((

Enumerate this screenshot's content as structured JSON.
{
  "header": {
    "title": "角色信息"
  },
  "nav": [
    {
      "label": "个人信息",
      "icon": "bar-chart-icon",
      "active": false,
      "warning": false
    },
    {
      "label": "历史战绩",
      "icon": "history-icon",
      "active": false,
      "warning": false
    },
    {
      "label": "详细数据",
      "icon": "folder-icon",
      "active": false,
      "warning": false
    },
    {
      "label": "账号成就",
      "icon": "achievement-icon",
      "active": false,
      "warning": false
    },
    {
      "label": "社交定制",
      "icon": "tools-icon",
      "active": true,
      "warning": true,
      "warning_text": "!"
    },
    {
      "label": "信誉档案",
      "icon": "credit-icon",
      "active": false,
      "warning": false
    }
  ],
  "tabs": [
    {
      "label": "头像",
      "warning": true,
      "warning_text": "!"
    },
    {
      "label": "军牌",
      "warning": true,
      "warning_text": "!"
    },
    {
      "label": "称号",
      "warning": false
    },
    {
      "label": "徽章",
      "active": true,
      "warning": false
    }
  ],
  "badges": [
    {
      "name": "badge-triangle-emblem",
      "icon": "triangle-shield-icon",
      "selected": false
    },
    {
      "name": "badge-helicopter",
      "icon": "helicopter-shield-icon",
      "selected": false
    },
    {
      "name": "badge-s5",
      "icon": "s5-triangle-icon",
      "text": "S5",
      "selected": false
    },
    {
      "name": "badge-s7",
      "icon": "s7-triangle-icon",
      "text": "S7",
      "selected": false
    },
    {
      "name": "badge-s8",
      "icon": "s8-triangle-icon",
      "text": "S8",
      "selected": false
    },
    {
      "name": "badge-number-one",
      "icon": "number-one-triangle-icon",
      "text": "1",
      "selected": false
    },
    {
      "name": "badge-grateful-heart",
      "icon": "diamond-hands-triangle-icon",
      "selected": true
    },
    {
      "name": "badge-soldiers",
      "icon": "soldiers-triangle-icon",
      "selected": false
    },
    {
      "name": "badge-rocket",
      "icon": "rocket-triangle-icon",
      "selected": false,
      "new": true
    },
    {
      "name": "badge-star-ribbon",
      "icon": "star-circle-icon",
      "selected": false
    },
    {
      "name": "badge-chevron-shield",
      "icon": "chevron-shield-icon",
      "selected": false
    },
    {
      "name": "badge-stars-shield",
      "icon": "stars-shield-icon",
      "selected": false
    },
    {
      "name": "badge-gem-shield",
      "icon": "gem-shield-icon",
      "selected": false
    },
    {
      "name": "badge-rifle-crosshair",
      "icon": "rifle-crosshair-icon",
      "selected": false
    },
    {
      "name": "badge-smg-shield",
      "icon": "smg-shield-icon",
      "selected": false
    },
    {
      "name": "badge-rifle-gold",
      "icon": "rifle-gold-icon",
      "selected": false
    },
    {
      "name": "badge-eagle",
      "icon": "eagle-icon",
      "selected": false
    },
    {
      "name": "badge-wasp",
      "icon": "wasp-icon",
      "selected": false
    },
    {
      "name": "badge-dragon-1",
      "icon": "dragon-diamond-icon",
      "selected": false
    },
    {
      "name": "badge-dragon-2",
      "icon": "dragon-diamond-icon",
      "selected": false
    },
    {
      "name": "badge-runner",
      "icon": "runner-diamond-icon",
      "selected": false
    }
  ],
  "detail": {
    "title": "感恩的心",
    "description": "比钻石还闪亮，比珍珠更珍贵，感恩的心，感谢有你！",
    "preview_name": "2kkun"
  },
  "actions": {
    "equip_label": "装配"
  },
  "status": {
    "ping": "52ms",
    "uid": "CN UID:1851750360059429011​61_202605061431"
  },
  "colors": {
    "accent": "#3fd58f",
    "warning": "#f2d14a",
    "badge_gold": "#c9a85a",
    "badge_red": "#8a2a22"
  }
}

))

▸ TASK GOAL
From the listing above, collect every line that mentions the word "stars".

▸ ANSWER TO THIS PROBLEM
      "name": "badge-stars-shield",
      "icon": "stars-shield-icon",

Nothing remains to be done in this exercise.